### Given request:
Copy out the records word for word, from their first line through the line holding "- legend-marker: [82, 171, 94, 183]", both included.

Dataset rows
★ ★ ★ ★ ★
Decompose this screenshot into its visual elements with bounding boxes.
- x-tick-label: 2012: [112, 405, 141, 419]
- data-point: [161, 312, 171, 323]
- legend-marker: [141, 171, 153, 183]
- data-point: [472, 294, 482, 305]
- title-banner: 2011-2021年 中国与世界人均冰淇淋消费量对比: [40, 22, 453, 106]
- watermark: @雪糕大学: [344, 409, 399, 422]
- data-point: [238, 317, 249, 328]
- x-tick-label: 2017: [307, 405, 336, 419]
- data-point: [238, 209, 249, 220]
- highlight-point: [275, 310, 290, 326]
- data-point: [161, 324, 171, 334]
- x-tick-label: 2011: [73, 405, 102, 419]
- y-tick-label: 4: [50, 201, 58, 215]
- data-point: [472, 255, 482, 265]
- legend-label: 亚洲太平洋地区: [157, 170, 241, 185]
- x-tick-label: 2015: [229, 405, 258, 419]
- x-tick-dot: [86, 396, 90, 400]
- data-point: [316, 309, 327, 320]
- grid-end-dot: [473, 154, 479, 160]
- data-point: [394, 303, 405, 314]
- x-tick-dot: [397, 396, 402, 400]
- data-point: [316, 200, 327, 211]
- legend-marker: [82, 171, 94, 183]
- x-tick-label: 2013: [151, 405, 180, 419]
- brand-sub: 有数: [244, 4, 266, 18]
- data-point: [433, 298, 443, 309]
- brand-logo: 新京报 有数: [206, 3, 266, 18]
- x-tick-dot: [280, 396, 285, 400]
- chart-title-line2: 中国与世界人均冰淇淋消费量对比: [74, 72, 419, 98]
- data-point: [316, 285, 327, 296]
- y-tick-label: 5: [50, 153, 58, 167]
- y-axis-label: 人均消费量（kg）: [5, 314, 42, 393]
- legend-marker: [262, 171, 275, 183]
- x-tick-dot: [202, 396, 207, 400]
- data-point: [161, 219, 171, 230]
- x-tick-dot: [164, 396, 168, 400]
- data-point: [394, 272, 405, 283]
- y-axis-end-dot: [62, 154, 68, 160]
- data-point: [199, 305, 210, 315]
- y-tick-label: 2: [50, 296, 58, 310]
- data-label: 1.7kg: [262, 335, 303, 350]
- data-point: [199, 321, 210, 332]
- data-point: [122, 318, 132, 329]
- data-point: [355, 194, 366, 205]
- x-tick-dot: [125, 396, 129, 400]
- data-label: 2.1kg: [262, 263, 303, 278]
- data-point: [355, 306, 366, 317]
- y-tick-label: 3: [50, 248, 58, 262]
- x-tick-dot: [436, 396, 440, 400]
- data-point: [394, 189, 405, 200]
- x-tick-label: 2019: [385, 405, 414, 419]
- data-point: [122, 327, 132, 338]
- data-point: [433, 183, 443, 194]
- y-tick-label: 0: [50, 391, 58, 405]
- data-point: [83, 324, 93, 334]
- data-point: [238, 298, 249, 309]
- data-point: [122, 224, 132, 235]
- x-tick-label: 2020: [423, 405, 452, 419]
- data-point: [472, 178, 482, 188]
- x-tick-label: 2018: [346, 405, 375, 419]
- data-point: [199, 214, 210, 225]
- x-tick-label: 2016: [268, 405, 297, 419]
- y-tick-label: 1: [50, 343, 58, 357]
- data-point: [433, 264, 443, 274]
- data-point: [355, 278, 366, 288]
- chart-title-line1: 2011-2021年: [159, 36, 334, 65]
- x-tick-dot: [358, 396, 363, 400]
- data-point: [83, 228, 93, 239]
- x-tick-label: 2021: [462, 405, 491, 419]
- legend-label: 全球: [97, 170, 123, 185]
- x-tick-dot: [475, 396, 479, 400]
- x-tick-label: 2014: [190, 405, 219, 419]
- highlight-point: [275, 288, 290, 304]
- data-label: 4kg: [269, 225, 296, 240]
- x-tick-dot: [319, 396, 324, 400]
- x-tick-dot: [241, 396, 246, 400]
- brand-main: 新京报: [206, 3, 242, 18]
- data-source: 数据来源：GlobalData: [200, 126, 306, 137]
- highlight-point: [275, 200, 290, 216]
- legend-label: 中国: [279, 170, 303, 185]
★ ★ ★ ★ ★
### Worked solution:
Decompose this screenshot into its visual elements with bounding boxes.
- x-tick-label: 2012: [112, 405, 141, 419]
- data-point: [161, 312, 171, 323]
- legend-marker: [141, 171, 153, 183]
- data-point: [472, 294, 482, 305]
- title-banner: 2011-2021年 中国与世界人均冰淇淋消费量对比: [40, 22, 453, 106]
- watermark: @雪糕大学: [344, 409, 399, 422]
- data-point: [238, 317, 249, 328]
- x-tick-label: 2017: [307, 405, 336, 419]
- data-point: [238, 209, 249, 220]
- highlight-point: [275, 310, 290, 326]
- data-point: [161, 324, 171, 334]
- x-tick-label: 2011: [73, 405, 102, 419]
- y-tick-label: 4: [50, 201, 58, 215]
- data-point: [472, 255, 482, 265]
- legend-label: 亚洲太平洋地区: [157, 170, 241, 185]
- x-tick-label: 2015: [229, 405, 258, 419]
- x-tick-dot: [86, 396, 90, 400]
- data-point: [316, 309, 327, 320]
- grid-end-dot: [473, 154, 479, 160]
- data-point: [394, 303, 405, 314]
- x-tick-dot: [397, 396, 402, 400]
- data-point: [316, 200, 327, 211]
- legend-marker: [82, 171, 94, 183]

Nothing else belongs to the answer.